Data for the task:
— Begin —
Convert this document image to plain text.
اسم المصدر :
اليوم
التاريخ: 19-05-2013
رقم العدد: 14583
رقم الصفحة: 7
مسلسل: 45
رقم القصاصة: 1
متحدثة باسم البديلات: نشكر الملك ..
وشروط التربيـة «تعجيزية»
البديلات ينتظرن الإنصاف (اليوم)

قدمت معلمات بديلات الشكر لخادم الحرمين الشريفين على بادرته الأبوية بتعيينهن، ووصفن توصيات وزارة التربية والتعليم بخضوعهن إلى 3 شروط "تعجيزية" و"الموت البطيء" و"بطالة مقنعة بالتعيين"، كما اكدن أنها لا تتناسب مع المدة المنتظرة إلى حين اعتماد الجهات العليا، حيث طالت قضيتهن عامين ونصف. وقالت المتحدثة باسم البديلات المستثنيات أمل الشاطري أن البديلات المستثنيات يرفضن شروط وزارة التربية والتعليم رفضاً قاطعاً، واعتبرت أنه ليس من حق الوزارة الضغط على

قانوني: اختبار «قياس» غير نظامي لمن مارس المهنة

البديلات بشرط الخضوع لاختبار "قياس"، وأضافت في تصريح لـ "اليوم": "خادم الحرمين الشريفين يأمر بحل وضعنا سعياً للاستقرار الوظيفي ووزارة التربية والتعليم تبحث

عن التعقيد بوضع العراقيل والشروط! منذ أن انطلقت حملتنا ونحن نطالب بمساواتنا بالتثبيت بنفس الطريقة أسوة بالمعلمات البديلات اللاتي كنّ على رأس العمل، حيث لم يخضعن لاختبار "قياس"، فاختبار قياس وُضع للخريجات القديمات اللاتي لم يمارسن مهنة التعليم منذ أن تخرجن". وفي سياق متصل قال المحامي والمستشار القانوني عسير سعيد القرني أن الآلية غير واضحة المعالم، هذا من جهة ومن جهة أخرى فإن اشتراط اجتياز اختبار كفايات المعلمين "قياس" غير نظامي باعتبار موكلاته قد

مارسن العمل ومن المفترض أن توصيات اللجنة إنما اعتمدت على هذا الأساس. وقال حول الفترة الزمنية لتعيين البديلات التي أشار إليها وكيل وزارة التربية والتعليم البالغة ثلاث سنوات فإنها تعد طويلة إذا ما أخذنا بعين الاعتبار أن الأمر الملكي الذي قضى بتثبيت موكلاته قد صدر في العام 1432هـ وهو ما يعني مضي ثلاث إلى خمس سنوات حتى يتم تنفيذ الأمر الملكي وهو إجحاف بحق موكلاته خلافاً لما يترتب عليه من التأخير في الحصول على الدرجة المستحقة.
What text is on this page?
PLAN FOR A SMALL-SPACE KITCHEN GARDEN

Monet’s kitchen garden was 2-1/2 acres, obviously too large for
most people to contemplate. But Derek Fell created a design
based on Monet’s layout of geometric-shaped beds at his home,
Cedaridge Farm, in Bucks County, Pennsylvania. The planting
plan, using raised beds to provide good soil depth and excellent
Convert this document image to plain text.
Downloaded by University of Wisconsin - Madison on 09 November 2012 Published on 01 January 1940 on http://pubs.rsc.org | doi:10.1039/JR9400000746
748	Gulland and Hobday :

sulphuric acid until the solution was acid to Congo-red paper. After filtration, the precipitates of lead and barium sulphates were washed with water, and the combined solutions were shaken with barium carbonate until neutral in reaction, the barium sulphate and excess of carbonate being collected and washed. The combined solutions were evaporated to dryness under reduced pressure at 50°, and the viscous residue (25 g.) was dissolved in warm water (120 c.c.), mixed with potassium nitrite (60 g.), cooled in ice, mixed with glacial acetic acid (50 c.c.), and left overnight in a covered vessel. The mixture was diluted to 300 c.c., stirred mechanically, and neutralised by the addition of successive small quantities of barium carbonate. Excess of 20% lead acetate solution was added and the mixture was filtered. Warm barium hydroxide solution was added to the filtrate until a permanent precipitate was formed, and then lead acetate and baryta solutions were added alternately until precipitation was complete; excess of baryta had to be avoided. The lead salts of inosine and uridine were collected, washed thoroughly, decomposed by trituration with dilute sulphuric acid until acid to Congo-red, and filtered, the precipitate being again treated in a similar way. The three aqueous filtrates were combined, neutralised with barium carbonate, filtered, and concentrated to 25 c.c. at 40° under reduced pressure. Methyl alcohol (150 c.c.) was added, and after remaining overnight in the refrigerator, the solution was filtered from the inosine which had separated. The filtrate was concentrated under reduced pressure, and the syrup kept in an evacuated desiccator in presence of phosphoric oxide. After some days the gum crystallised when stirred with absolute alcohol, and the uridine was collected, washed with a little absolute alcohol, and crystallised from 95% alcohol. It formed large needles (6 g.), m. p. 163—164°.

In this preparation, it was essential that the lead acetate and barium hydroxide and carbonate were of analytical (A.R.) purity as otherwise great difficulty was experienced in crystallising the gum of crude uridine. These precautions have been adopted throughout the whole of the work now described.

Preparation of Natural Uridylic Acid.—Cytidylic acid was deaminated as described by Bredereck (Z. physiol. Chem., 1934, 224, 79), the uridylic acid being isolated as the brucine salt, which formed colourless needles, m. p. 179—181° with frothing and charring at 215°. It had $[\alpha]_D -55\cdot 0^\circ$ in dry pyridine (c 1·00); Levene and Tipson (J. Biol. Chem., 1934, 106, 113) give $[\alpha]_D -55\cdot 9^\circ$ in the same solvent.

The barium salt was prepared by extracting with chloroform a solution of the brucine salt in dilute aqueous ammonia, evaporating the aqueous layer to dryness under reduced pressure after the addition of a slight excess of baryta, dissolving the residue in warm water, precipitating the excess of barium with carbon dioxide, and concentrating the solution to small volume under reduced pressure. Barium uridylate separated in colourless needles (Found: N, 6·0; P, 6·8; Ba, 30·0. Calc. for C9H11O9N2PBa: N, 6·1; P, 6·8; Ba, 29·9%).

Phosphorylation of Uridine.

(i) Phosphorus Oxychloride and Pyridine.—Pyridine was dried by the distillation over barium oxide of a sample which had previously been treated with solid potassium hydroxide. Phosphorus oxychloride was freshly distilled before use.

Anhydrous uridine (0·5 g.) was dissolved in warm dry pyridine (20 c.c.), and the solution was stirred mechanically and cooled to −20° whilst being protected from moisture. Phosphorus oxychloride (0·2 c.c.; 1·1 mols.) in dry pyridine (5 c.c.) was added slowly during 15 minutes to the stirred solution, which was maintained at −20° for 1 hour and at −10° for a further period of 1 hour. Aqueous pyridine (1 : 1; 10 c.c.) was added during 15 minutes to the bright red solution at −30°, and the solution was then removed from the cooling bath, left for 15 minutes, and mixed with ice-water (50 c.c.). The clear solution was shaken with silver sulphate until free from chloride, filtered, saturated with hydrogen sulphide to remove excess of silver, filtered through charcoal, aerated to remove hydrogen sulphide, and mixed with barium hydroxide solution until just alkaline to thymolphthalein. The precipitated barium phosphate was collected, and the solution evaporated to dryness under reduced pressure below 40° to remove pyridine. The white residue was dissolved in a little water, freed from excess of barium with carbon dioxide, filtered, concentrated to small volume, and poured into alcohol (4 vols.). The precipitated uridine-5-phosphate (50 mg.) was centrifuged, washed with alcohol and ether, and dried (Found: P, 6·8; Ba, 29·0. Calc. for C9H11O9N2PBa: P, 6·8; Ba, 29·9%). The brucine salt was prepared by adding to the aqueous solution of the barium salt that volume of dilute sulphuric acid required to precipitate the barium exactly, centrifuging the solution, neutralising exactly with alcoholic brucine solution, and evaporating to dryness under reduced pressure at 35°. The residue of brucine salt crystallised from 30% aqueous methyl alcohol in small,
— End —
Directive: Output all of the material exactly as written.

Response:
Convert this document image to plain text.
اسم المصدر :
اليوم
التاريخ: 19-05-2013
رقم العدد: 14583
رقم الصفحة: 7
مسلسل: 45
رقم القصاصة: 1
متحدثة باسم البديلات: نشكر الملك ..
وشروط التربيـة «تعجيزية»
البديلات ينتظرن الإنصاف (اليوم)

قدمت معلمات بديلات الشكر لخادم الحرمين الشريفين على بادرته الأبوية بتعيينهن، ووصفن توصيات وزارة التربية والتعليم بخضوعهن إلى 3 شروط "تعجيزية" و"الموت البطيء" و"بطالة مقنعة بالتعيين"، كما اكدن أنها لا تتناسب مع المدة المنتظرة إلى حين اعتماد الجهات العليا، حيث طالت قضيتهن عامين ونصف. وقالت المتحدثة باسم البديلات المستثنيات أمل الشاطري أن البديلات المستثنيات يرفضن شروط وزارة التربية والتعليم رفضاً قاطعاً، واعتبرت أنه ليس من حق الوزارة الضغط على

قانوني: اختبار «قياس» غير نظامي لمن مارس المهنة

البديلات بشرط الخضوع لاختبار "قياس"، وأضافت في تصريح لـ "اليوم": "خادم الحرمين الشريفين يأمر بحل وضعنا سعياً للاستقرار الوظيفي ووزارة التربية والتعليم تبحث

عن التعقيد بوضع العراقيل والشروط! منذ أن انطلقت حملتنا ونحن نطالب بمساواتنا بالتثبيت بنفس الطريقة أسوة بالمعلمات البديلات اللاتي كنّ على رأس العمل، حيث لم يخضعن لاختبار "قياس"، فاختبار قياس وُضع للخريجات القديمات اللاتي لم يمارسن مهنة التعليم منذ أن تخرجن". وفي سياق متصل قال المحامي والمستشار القانوني عسير سعيد القرني أن الآلية غير واضحة المعالم، هذا من جهة ومن جهة أخرى فإن اشتراط اجتياز اختبار كفايات المعلمين "قياس" غير نظامي باعتبار موكلاته قد

مارسن العمل ومن المفترض أن توصيات اللجنة إنما اعتمدت على هذا الأساس. وقال حول الفترة الزمنية لتعيين البديلات التي أشار إليها وكيل وزارة التربية والتعليم البالغة ثلاث سنوات فإنها تعد طويلة إذا ما أخذنا بعين الاعتبار أن الأمر الملكي الذي قضى بتثبيت موكلاته قد صدر في العام 1432هـ وهو ما يعني مضي ثلاث إلى خمس سنوات حتى يتم تنفيذ الأمر الملكي وهو إجحاف بحق موكلاته خلافاً لما يترتب عليه من التأخير في الحصول على الدرجة المستحقة.
What text is on this page?
PLAN FOR A SMALL-SPACE KITCHEN GARDEN

Monet’s kitchen garden was 2-1/2 acres, obviously too large for
most people to contemplate. But Derek Fell created a design
based on Monet’s layout of geometric-shaped beds at his home,
Cedaridge Farm, in Bucks County, Pennsylvania. The planting
plan, using raised beds to provide good soil depth and excellent
Convert this document image to plain text.
Downloaded by University of Wisconsin - Madison on 09 November 2012 Published on 01 January 1940 on http://pubs.rsc.org | doi:10.1039/JR9400000746
748	Gulland and Hobday :

sulphuric acid until the solution was acid to Congo-red paper. After filtration, the precipitates of lead and barium sulphates were washed with water, and the combined solutions were shaken with barium carbonate until neutral in reaction, the barium sulphate and excess of carbonate being collected and washed. The combined solutions were evaporated to dryness under reduced pressure at 50°, and the viscous residue (25 g.) was dissolved in warm water (120 c.c.), mixed with potassium nitrite (60 g.), cooled in ice, mixed with glacial acetic acid (50 c.c.), and left overnight in a covered vessel. The mixture was diluted to 300 c.c., stirred mechanically, and neutralised by the addition of successive small quantities of barium carbonate. Excess of 20% lead acetate solution was added and the mixture was filtered. Warm barium hydroxide solution was added to the filtrate until a permanent precipitate was formed, and then lead acetate and baryta solutions were added alternately until precipitation was complete; excess of baryta had to be avoided. The lead salts of inosine and uridine were collected, washed thoroughly, decomposed by trituration with dilute sulphuric acid until acid to Congo-red, and filtered, the precipitate being again treated in a similar way. The three aqueous filtrates were combined, neutralised with barium carbonate, filtered, and concentrated to 25 c.c. at 40° under reduced pressure. Methyl alcohol (150 c.c.) was added, and after remaining overnight in the refrigerator, the solution was filtered from the inosine which had separated. The filtrate was concentrated under reduced pressure, and the syrup kept in an evacuated desiccator in presence of phosphoric oxide. After some days the gum crystallised when stirred with absolute alcohol, and the uridine was collected, washed with a little absolute alcohol, and crystallised from 95% alcohol. It formed large needles (6 g.), m. p. 163—164°.

In this preparation, it was essential that the lead acetate and barium hydroxide and carbonate were of analytical (A.R.) purity as otherwise great difficulty was experienced in crystallising the gum of crude uridine. These precautions have been adopted throughout the whole of the work now described.

Preparation of Natural Uridylic Acid.—Cytidylic acid was deaminated as described by Bredereck (Z. physiol. Chem., 1934, 224, 79), the uridylic acid being isolated as the brucine salt, which formed colourless needles, m. p. 179—181° with frothing and charring at 215°. It had $[\alpha]_D -55\cdot 0^\circ$ in dry pyridine (c 1·00); Levene and Tipson (J. Biol. Chem., 1934, 106, 113) give $[\alpha]_D -55\cdot 9^\circ$ in the same solvent.

The barium salt was prepared by extracting with chloroform a solution of the brucine salt in dilute aqueous ammonia, evaporating the aqueous layer to dryness under reduced pressure after the addition of a slight excess of baryta, dissolving the residue in warm water, precipitating the excess of barium with carbon dioxide, and concentrating the solution to small volume under reduced pressure. Barium uridylate separated in colourless needles (Found: N, 6·0; P, 6·8; Ba, 30·0. Calc. for C9H11O9N2PBa: N, 6·1; P, 6·8; Ba, 29·9%).

Phosphorylation of Uridine.

(i) Phosphorus Oxychloride and Pyridine.—Pyridine was dried by the distillation over barium oxide of a sample which had previously been treated with solid potassium hydroxide. Phosphorus oxychloride was freshly distilled before use.

Anhydrous uridine (0·5 g.) was dissolved in warm dry pyridine (20 c.c.), and the solution was stirred mechanically and cooled to −20° whilst being protected from moisture. Phosphorus oxychloride (0·2 c.c.; 1·1 mols.) in dry pyridine (5 c.c.) was added slowly during 15 minutes to the stirred solution, which was maintained at −20° for 1 hour and at −10° for a further period of 1 hour. Aqueous pyridine (1 : 1; 10 c.c.) was added during 15 minutes to the bright red solution at −30°, and the solution was then removed from the cooling bath, left for 15 minutes, and mixed with ice-water (50 c.c.). The clear solution was shaken with silver sulphate until free from chloride, filtered, saturated with hydrogen sulphide to remove excess of silver, filtered through charcoal, aerated to remove hydrogen sulphide, and mixed with barium hydroxide solution until just alkaline to thymolphthalein. The precipitated barium phosphate was collected, and the solution evaporated to dryness under reduced pressure below 40° to remove pyridine. The white residue was dissolved in a little water, freed from excess of barium with carbon dioxide, filtered, concentrated to small volume, and poured into alcohol (4 vols.). The precipitated uridine-5-phosphate (50 mg.) was centrifuged, washed with alcohol and ether, and dried (Found: P, 6·8; Ba, 29·0. Calc. for C9H11O9N2PBa: P, 6·8; Ba, 29·9%). The brucine salt was prepared by adding to the aqueous solution of the barium salt that volume of dilute sulphuric acid required to precipitate the barium exactly, centrifuging the solution, neutralising exactly with alcoholic brucine solution, and evaporating to dryness under reduced pressure at 35°. The residue of brucine salt crystallised from 30% aqueous methyl alcohol in small,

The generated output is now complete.